THE RECORDS:
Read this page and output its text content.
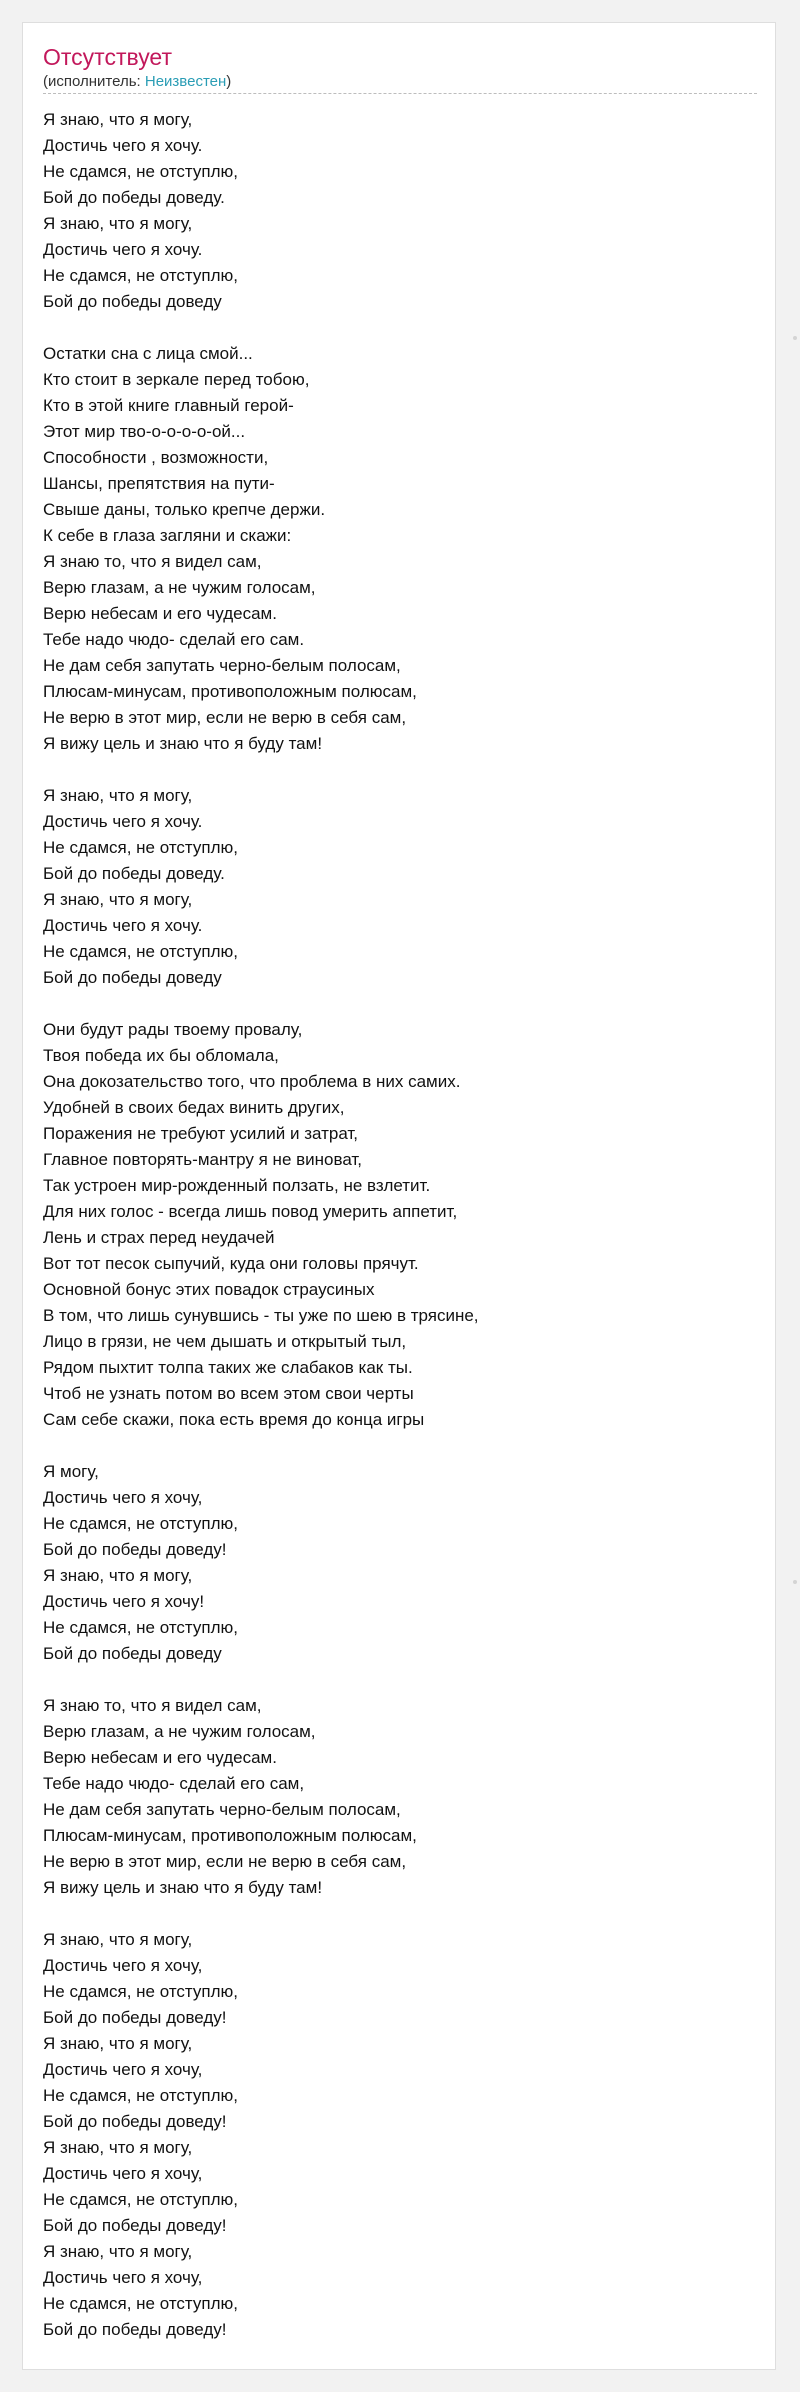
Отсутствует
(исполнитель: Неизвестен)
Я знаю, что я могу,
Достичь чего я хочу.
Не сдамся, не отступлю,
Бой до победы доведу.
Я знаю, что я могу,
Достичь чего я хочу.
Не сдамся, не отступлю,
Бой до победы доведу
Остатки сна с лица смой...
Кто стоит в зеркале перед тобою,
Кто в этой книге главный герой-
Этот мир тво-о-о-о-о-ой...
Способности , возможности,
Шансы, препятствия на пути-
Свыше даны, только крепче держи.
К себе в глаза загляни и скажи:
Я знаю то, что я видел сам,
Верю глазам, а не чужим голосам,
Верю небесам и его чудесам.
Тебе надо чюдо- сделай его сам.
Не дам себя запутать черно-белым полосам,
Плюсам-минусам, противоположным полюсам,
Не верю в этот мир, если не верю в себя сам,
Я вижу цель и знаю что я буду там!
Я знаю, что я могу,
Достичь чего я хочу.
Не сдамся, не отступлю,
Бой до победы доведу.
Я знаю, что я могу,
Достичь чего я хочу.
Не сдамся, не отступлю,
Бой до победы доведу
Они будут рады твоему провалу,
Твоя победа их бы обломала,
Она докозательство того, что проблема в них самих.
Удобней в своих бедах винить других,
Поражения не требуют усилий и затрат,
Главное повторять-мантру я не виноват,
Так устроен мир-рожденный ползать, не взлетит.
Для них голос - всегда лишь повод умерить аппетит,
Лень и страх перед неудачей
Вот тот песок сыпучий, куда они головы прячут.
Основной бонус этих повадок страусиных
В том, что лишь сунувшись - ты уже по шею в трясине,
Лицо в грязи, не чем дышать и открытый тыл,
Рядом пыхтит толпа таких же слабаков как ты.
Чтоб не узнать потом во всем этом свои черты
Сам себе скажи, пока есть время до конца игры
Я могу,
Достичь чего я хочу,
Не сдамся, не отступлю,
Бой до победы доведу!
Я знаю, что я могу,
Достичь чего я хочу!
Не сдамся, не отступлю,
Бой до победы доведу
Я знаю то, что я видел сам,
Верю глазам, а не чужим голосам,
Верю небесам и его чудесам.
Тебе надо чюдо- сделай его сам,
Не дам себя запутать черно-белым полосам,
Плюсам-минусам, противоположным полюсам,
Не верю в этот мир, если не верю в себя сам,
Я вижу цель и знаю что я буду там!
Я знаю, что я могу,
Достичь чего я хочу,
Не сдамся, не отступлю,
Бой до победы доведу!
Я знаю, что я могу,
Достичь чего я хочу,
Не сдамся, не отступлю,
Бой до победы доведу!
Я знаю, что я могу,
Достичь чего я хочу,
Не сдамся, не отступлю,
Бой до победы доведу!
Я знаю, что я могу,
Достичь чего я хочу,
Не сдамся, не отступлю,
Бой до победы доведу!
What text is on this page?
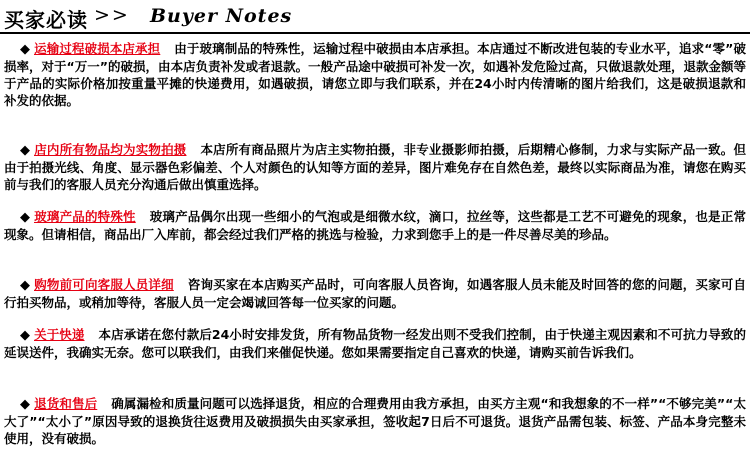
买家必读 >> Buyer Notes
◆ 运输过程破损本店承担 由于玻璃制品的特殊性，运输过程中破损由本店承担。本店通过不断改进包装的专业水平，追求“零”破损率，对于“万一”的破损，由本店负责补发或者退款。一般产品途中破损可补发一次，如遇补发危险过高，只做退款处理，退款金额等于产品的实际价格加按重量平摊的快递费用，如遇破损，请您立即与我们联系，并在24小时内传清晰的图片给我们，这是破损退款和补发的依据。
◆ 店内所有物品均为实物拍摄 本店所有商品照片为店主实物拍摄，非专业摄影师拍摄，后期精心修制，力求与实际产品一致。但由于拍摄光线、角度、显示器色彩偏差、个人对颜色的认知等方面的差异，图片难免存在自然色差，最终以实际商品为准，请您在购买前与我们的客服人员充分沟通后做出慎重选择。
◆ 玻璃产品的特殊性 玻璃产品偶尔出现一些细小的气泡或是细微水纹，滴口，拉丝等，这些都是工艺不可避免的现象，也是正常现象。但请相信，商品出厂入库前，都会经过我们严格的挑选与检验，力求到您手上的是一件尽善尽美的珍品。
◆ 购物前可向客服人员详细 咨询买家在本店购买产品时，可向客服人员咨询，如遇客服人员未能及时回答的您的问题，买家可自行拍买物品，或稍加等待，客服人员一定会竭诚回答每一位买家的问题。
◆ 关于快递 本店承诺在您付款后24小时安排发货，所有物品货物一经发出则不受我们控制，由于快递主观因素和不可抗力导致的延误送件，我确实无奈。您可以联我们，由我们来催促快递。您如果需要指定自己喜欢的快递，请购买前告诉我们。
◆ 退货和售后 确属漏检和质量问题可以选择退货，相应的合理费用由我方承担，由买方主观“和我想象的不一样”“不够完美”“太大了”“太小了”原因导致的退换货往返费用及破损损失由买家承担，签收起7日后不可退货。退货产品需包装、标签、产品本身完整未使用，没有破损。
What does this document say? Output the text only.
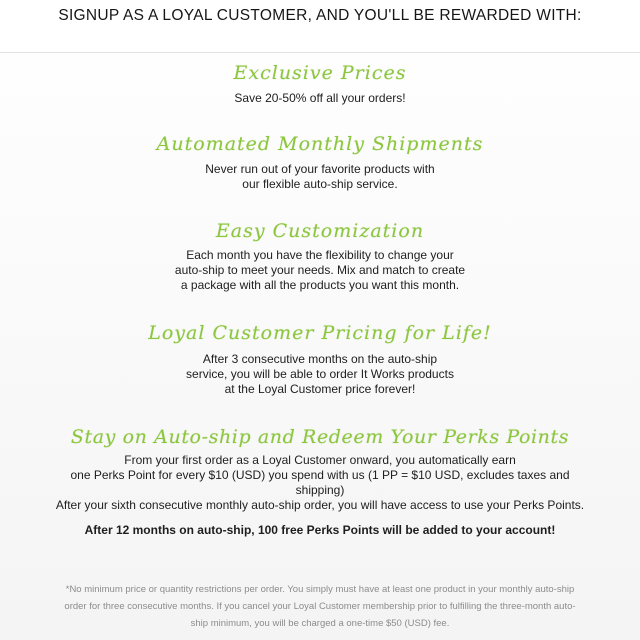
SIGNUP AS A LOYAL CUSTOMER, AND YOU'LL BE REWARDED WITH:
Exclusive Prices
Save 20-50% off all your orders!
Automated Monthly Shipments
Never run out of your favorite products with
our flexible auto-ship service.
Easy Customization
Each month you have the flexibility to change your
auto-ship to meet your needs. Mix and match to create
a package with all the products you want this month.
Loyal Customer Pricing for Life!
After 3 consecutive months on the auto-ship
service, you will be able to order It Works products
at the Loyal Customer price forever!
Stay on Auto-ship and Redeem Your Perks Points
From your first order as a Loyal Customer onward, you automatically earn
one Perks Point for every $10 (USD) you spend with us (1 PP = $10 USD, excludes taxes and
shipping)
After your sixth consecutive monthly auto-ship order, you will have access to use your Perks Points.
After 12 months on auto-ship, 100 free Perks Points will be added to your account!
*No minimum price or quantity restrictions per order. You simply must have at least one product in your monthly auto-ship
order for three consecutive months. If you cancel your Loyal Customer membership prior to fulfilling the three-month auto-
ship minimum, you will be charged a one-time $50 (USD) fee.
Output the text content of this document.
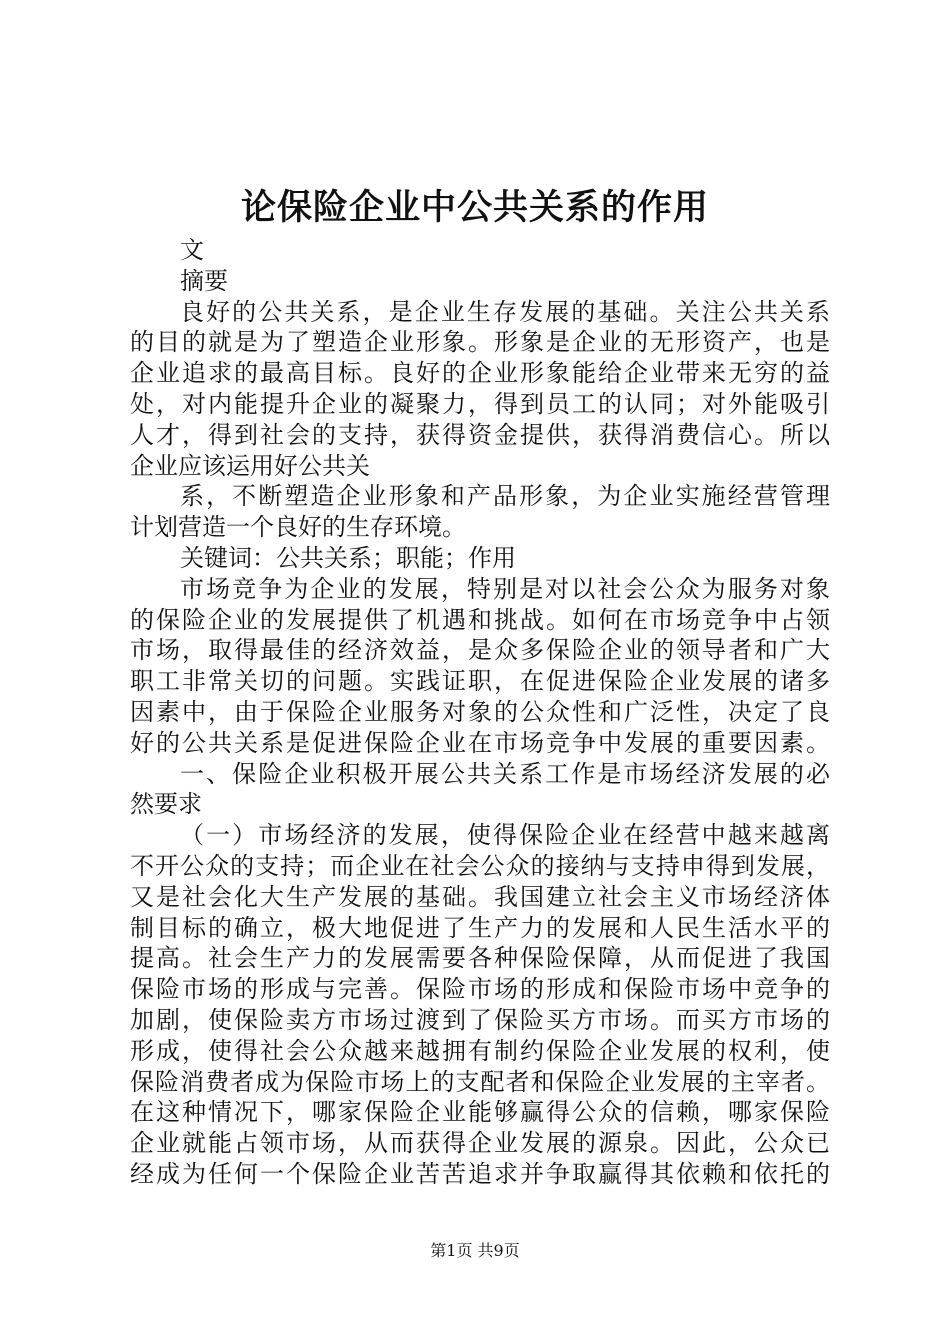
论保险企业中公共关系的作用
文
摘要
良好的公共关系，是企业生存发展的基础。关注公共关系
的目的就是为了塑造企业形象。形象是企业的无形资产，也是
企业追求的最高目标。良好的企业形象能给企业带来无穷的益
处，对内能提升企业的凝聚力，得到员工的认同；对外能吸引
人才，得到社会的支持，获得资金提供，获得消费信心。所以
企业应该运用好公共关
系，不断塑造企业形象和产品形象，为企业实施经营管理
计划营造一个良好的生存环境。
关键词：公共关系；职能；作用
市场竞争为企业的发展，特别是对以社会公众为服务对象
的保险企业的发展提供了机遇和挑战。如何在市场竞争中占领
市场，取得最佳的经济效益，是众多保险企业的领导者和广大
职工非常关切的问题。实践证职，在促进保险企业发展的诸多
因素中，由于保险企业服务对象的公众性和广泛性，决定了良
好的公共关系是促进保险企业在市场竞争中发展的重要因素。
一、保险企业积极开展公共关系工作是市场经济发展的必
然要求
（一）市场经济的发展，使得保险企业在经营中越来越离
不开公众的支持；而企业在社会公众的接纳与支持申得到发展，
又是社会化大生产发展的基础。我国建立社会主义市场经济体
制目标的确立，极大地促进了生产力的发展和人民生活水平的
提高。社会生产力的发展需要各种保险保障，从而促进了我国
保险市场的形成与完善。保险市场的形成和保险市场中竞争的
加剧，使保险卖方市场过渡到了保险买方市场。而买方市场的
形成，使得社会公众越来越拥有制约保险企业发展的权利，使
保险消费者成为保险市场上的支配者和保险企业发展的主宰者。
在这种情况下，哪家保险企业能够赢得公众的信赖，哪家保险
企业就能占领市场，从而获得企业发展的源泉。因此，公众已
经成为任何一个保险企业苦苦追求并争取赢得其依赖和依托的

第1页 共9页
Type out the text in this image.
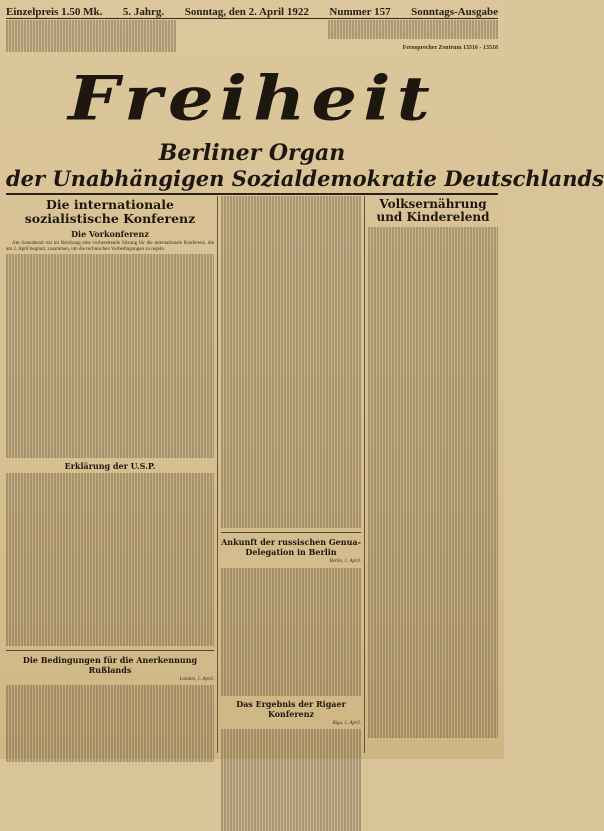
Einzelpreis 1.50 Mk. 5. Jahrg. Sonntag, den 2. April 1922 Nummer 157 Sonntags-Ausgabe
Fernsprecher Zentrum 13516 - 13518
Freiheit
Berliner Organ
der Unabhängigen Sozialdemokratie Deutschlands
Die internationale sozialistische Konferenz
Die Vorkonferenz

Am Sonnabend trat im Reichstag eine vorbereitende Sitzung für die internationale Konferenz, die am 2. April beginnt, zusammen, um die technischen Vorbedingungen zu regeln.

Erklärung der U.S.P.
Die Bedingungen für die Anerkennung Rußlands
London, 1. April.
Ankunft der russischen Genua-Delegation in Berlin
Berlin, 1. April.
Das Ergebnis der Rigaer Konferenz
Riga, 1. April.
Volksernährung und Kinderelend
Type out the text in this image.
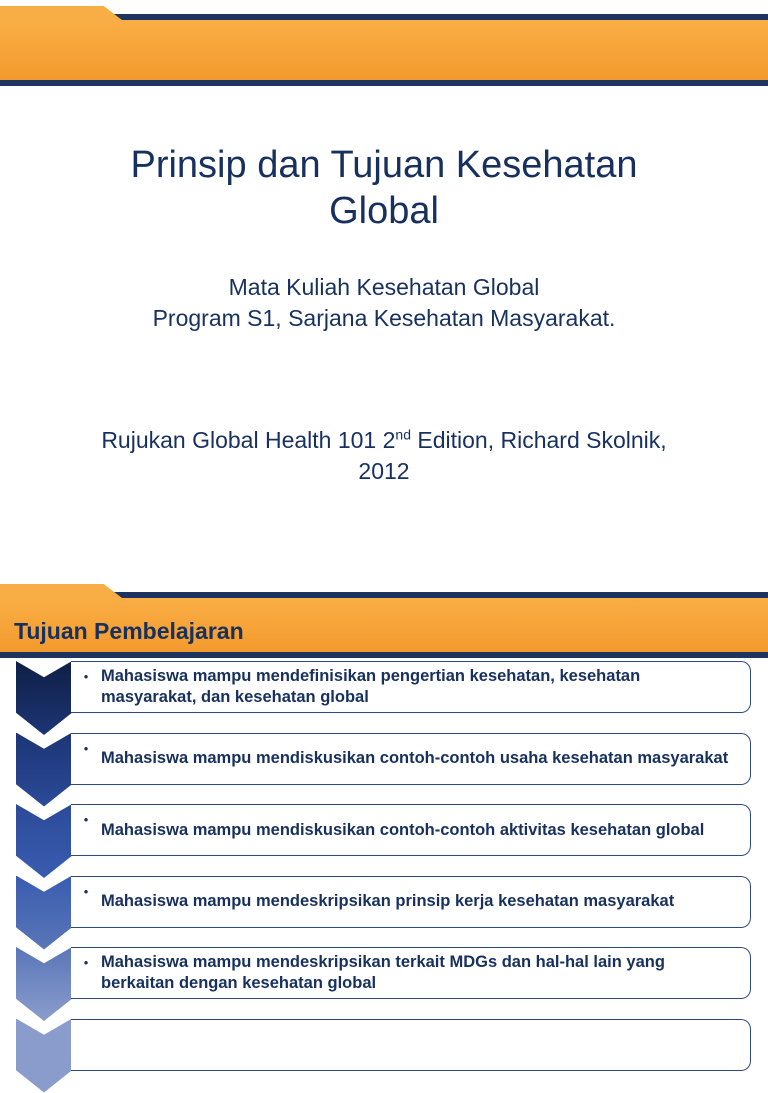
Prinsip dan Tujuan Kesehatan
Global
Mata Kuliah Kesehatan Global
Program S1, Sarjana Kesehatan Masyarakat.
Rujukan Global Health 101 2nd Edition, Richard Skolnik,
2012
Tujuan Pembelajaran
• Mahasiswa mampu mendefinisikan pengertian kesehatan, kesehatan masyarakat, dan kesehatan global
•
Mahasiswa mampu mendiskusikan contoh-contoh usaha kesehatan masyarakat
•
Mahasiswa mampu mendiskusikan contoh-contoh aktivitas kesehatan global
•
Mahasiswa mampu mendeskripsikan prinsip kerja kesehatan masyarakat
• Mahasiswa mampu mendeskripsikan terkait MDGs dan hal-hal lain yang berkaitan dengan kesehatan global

TASK INSTRUCTIONS:
Check each line of the records for "service" and copy the ones that contain it.

ANSWER FOR THIS EXERCISE:
our flexible auto-ship service.
service, you will be able to order It Works products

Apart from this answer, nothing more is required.